What to do =
Present the following entries again, word for word and in full.

>> START Given data

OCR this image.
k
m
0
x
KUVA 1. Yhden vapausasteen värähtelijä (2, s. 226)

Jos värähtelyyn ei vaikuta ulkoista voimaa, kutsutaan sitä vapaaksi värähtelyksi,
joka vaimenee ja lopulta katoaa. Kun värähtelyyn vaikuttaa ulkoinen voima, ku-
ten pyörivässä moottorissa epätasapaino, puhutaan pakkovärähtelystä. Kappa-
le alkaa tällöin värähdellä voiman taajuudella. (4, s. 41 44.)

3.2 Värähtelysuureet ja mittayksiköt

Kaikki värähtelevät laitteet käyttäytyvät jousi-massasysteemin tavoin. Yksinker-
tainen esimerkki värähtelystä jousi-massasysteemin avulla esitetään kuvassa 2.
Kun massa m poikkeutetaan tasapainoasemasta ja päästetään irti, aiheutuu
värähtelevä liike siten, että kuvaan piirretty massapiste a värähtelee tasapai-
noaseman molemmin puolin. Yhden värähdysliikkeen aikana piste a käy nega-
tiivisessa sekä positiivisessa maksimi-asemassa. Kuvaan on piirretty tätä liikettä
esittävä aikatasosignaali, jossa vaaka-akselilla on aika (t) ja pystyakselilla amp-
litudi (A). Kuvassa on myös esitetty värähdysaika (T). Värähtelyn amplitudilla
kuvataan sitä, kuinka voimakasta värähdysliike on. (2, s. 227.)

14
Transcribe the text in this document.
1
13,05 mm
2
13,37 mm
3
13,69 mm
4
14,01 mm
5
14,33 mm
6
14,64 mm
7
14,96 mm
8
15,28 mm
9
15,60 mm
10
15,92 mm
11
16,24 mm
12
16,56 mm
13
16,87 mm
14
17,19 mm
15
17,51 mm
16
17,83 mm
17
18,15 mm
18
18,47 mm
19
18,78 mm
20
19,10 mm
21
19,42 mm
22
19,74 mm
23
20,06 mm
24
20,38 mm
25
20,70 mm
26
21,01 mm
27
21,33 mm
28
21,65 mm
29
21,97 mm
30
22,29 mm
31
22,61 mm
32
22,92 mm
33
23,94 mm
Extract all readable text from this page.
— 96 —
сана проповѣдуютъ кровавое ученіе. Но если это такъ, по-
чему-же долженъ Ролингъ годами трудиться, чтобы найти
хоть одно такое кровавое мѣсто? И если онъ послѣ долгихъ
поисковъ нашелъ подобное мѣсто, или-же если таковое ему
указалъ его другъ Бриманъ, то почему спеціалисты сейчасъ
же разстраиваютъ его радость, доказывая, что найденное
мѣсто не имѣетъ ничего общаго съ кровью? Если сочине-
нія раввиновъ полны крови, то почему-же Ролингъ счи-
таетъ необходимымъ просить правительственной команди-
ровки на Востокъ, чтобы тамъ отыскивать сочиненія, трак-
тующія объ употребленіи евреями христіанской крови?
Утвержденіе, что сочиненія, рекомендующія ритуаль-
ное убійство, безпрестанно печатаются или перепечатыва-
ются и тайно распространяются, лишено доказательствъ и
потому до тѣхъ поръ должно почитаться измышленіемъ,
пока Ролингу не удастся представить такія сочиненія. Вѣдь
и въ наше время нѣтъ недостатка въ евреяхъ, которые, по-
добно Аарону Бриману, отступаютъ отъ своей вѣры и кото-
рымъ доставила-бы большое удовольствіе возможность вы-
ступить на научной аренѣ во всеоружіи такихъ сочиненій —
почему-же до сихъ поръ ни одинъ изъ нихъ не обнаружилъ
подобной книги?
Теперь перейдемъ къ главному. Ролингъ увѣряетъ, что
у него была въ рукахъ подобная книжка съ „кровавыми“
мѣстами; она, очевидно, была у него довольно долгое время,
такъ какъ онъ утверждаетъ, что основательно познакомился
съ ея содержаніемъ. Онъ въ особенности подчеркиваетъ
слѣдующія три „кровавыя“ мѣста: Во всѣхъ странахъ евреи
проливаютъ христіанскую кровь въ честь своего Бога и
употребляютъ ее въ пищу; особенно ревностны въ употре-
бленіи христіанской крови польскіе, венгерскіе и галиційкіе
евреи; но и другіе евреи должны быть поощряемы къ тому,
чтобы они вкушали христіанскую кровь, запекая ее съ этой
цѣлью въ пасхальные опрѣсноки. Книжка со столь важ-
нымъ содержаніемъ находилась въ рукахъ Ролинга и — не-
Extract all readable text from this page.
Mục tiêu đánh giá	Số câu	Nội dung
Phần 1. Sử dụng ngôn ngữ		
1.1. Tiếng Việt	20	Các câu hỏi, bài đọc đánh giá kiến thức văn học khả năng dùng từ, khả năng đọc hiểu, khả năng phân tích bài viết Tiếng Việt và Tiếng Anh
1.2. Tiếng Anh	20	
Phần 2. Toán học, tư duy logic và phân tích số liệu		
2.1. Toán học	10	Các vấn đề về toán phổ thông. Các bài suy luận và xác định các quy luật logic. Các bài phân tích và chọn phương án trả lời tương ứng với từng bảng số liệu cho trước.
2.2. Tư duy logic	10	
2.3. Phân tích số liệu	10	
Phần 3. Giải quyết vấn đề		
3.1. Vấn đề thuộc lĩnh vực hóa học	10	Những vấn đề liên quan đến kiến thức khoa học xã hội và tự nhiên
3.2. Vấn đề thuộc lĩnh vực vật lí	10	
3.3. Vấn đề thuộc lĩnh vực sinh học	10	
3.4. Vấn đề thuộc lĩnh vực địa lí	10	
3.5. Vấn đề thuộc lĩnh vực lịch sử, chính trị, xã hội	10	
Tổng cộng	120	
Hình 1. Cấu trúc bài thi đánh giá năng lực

>> END Given data

Result for this exercise =
OCR this image.
k
m
0
x
KUVA 1. Yhden vapausasteen värähtelijä (2, s. 226)

Jos värähtelyyn ei vaikuta ulkoista voimaa, kutsutaan sitä vapaaksi värähtelyksi,
joka vaimenee ja lopulta katoaa. Kun värähtelyyn vaikuttaa ulkoinen voima, ku-
ten pyörivässä moottorissa epätasapaino, puhutaan pakkovärähtelystä. Kappa-
le alkaa tällöin värähdellä voiman taajuudella. (4, s. 41 44.)

3.2 Värähtelysuureet ja mittayksiköt

Kaikki värähtelevät laitteet käyttäytyvät jousi-massasysteemin tavoin. Yksinker-
tainen esimerkki värähtelystä jousi-massasysteemin avulla esitetään kuvassa 2.
Kun massa m poikkeutetaan tasapainoasemasta ja päästetään irti, aiheutuu
värähtelevä liike siten, että kuvaan piirretty massapiste a värähtelee tasapai-
noaseman molemmin puolin. Yhden värähdysliikkeen aikana piste a käy nega-
tiivisessa sekä positiivisessa maksimi-asemassa. Kuvaan on piirretty tätä liikettä
esittävä aikatasosignaali, jossa vaaka-akselilla on aika (t) ja pystyakselilla amp-
litudi (A). Kuvassa on myös esitetty värähdysaika (T). Värähtelyn amplitudilla
kuvataan sitä, kuinka voimakasta värähdysliike on. (2, s. 227.)

14
Transcribe the text in this document.
1
13,05 mm
2
13,37 mm
3
13,69 mm
4
14,01 mm
5
14,33 mm
6
14,64 mm
7
14,96 mm
8
15,28 mm
9
15,60 mm
10
15,92 mm
11
16,24 mm
12
16,56 mm
13
16,87 mm
14
17,19 mm
15
17,51 mm
16
17,83 mm
17
18,15 mm
18
18,47 mm
19
18,78 mm
20
19,10 mm
21
19,42 mm
22
19,74 mm
23
20,06 mm
24
20,38 mm
25
20,70 mm
26
21,01 mm
27
21,33 mm
28
21,65 mm
29
21,97 mm
30
22,29 mm
31
22,61 mm
32
22,92 mm
33
23,94 mm
Extract all readable text from this page.
— 96 —
сана проповѣдуютъ кровавое ученіе. Но если это такъ, по-
чему-же долженъ Ролингъ годами трудиться, чтобы найти
хоть одно такое кровавое мѣсто? И если онъ послѣ долгихъ
поисковъ нашелъ подобное мѣсто, или-же если таковое ему
указалъ его другъ Бриманъ, то почему спеціалисты сейчасъ
же разстраиваютъ его радость, доказывая, что найденное
мѣсто не имѣетъ ничего общаго съ кровью? Если сочине-
нія раввиновъ полны крови, то почему-же Ролингъ счи-
таетъ необходимымъ просить правительственной команди-
ровки на Востокъ, чтобы тамъ отыскивать сочиненія, трак-
тующія объ употребленіи евреями христіанской крови?
Утвержденіе, что сочиненія, рекомендующія ритуаль-
ное убійство, безпрестанно печатаются или перепечатыва-
ются и тайно распространяются, лишено доказательствъ и
потому до тѣхъ поръ должно почитаться измышленіемъ,
пока Ролингу не удастся представить такія сочиненія. Вѣдь
и въ наше время нѣтъ недостатка въ евреяхъ, которые, по-
добно Аарону Бриману, отступаютъ отъ своей вѣры и кото-
рымъ доставила-бы большое удовольствіе возможность вы-
ступить на научной аренѣ во всеоружіи такихъ сочиненій —
почему-же до сихъ поръ ни одинъ изъ нихъ не обнаружилъ
подобной книги?
Теперь перейдемъ къ главному. Ролингъ увѣряетъ, что
у него была въ рукахъ подобная книжка съ „кровавыми“
мѣстами; она, очевидно, была у него довольно долгое время,
такъ какъ онъ утверждаетъ, что основательно познакомился
съ ея содержаніемъ. Онъ въ особенности подчеркиваетъ
слѣдующія три „кровавыя“ мѣста: Во всѣхъ странахъ евреи
проливаютъ христіанскую кровь въ честь своего Бога и
употребляютъ ее въ пищу; особенно ревностны въ употре-
бленіи христіанской крови польскіе, венгерскіе и галиційкіе
евреи; но и другіе евреи должны быть поощряемы къ тому,
чтобы они вкушали христіанскую кровь, запекая ее съ этой
цѣлью въ пасхальные опрѣсноки. Книжка со столь важ-
нымъ содержаніемъ находилась въ рукахъ Ролинга и — не-
Extract all readable text from this page.
Mục tiêu đánh giá	Số câu	Nội dung
Phần 1. Sử dụng ngôn ngữ		
1.1. Tiếng Việt	20	Các câu hỏi, bài đọc đánh giá kiến thức văn học khả năng dùng từ, khả năng đọc hiểu, khả năng phân tích bài viết Tiếng Việt và Tiếng Anh
1.2. Tiếng Anh	20	
Phần 2. Toán học, tư duy logic và phân tích số liệu		
2.1. Toán học	10	Các vấn đề về toán phổ thông. Các bài suy luận và xác định các quy luật logic. Các bài phân tích và chọn phương án trả lời tương ứng với từng bảng số liệu cho trước.
2.2. Tư duy logic	10	
2.3. Phân tích số liệu	10	
Phần 3. Giải quyết vấn đề		
3.1. Vấn đề thuộc lĩnh vực hóa học	10	Những vấn đề liên quan đến kiến thức khoa học xã hội và tự nhiên
3.2. Vấn đề thuộc lĩnh vực vật lí	10	
3.3. Vấn đề thuộc lĩnh vực sinh học	10	
3.4. Vấn đề thuộc lĩnh vực địa lí	10	
3.5. Vấn đề thuộc lĩnh vực lịch sử, chính trị, xã hội	10	
Tổng cộng	120	
Hình 1. Cấu trúc bài thi đánh giá năng lực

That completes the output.